* BEGIN *

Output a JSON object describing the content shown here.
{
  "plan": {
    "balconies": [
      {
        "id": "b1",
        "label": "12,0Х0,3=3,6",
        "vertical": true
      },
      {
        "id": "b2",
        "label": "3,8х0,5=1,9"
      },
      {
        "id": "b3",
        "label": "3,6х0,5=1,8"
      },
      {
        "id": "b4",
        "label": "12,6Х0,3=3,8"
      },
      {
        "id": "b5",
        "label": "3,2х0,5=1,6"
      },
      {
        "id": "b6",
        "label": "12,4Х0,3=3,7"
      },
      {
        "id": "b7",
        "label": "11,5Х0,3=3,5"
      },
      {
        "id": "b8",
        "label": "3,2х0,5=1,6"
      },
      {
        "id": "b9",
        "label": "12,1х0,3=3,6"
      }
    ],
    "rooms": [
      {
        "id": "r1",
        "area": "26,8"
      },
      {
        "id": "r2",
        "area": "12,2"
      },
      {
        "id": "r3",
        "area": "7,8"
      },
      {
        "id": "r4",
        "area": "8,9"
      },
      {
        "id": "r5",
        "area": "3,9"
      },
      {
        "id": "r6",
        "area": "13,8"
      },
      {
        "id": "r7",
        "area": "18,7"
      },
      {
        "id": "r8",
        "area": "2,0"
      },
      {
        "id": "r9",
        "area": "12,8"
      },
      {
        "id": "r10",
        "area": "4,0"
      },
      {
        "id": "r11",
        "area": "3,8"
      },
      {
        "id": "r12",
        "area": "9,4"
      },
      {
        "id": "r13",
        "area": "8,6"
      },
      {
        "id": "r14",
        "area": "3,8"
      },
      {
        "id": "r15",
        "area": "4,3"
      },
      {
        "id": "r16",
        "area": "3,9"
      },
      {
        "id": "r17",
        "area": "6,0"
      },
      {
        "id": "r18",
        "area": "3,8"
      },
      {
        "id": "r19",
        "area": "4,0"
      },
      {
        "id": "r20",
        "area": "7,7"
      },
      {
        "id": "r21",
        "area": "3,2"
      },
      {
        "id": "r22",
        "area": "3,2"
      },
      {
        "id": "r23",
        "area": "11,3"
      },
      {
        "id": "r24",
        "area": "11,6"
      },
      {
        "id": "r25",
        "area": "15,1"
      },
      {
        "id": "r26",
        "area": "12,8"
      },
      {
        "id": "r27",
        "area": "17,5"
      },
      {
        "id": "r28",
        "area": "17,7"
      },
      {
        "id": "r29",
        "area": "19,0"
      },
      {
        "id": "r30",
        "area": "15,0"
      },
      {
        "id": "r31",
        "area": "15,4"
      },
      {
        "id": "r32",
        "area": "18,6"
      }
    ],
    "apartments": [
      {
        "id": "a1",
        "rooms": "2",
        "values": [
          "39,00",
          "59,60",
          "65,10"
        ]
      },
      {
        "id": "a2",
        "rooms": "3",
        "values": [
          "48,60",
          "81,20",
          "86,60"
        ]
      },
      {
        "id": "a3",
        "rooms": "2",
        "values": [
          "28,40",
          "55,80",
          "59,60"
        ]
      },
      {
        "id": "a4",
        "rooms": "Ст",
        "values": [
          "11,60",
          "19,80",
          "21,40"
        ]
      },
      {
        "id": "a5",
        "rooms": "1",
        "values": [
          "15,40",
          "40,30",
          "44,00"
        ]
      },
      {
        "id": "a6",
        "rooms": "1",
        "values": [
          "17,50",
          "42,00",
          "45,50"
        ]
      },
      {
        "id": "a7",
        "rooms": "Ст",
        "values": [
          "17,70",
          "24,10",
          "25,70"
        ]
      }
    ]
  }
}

* END *

## EXERCISE OBJECTIVE
Filter out every line that lacks the word "label", and copy the rest.

## COMPLETE ANSWER
        "label": "12,0Х0,3=3,6",
        "label": "3,8х0,5=1,9"
        "label": "3,6х0,5=1,8"
        "label": "12,6Х0,3=3,8"
        "label": "3,2х0,5=1,6"
        "label": "12,4Х0,3=3,7"
        "label": "11,5Х0,3=3,5"
        "label": "3,2х0,5=1,6"
        "label": "12,1х0,3=3,6"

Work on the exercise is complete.